● **PROBLEM TO WORK ON**: Write out the listing below in full and exactly, leaving out every picture.

● **Figure contents as structured data**:
=-=-=

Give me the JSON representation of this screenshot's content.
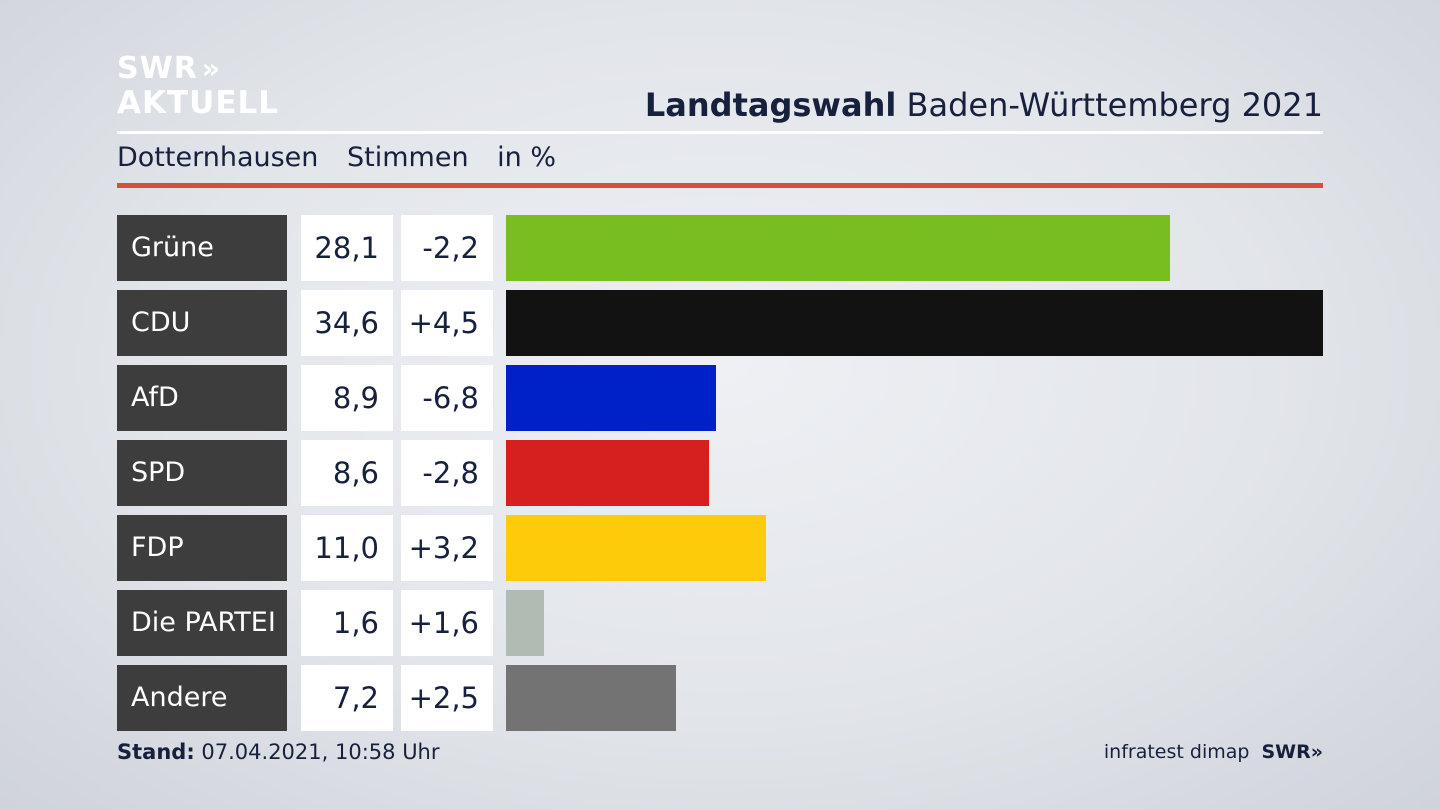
{
  "brand": {
    "logo_line1": "SWR",
    "logo_line2": "AKTUELL",
    "logo_chevrons": "»"
  },
  "header": {
    "title_bold": "Landtagswahl",
    "title_rest": "Baden-Württemberg 2021"
  },
  "subheader": {
    "location": "Dotternhausen",
    "measure": "Stimmen",
    "unit": "in %"
  },
  "chart_data": {
    "type": "bar",
    "orientation": "horizontal",
    "categories": [
      "Grüne",
      "CDU",
      "AfD",
      "SPD",
      "FDP",
      "Die PARTEI",
      "Andere"
    ],
    "values": [
      28.1,
      34.6,
      8.9,
      8.6,
      11.0,
      1.6,
      7.2
    ],
    "value_labels": [
      "28,1",
      "34,6",
      "8,9",
      "8,6",
      "11,0",
      "1,6",
      "7,2"
    ],
    "change_labels": [
      "-2,2",
      "+4,5",
      "-6,8",
      "-2,8",
      "+3,2",
      "+1,6",
      "+2,5"
    ],
    "changes": [
      -2.2,
      4.5,
      -6.8,
      -2.8,
      3.2,
      1.6,
      2.5
    ],
    "colors": [
      "#78be1e",
      "#121212",
      "#0021c8",
      "#d61f1f",
      "#fecb0a",
      "#b2bab4",
      "#737373"
    ],
    "xlim": [
      0,
      34.6
    ],
    "grid": false,
    "legend": "none"
  },
  "footer": {
    "stand_label": "Stand:",
    "stand_value": "07.04.2021, 10:58 Uhr",
    "source": "infratest dimap",
    "source_brand": "SWR",
    "source_chevrons": "»"
  }
}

=-=-=

● **ANSWER BELOW**:
Give me the JSON representation of this screenshot's content.
{
  "brand": {
    "logo_line1": "SWR",
    "logo_line2": "AKTUELL",
    "logo_chevrons": "»"
  },
  "header": {
    "title_bold": "Landtagswahl",
    "title_rest": "Baden-Württemberg 2021"
  },
  "subheader": {
    "location": "Dotternhausen",
    "measure": "Stimmen",
    "unit": "in %"
  },
  "chart_data": {
    "type": "bar",
    "orientation": "horizontal",
    "categories": [
      "Grüne",
      "CDU",
      "AfD",
      "SPD",
      "FDP",
      "Die PARTEI",
      "Andere"
    ],
    "values": [
      28.1,
      34.6,
      8.9,
      8.6,
      11.0,
      1.6,
      7.2
    ],
    "value_labels": [
      "28,1",
      "34,6",
      "8,9",
      "8,6",
      "11,0",
      "1,6",
      "7,2"
    ],
    "change_labels": [
      "-2,2",
      "+4,5",
      "-6,8",
      "-2,8",
      "+3,2",
      "+1,6",
      "+2,5"
    ],
    "changes": [
      -2.2,
      4.5,
      -6.8,
      -2.8,
      3.2,
      1.6,
      2.5
    ],
    "colors": [
      "#78be1e",
      "#121212",
      "#0021c8",
      "#d61f1f",
      "#fecb0a",
      "#b2bab4",
      "#737373"
    ],
    "xlim": [
      0,
      34.6
    ],
    "grid": false,
    "legend": "none"
  },
  "footer": {
    "stand_label": "Stand:",
    "stand_value": "07.04.2021, 10:58 Uhr",
    "source": "infratest dimap",
    "source_brand": "SWR",
    "source_chevrons": "»"
  }
}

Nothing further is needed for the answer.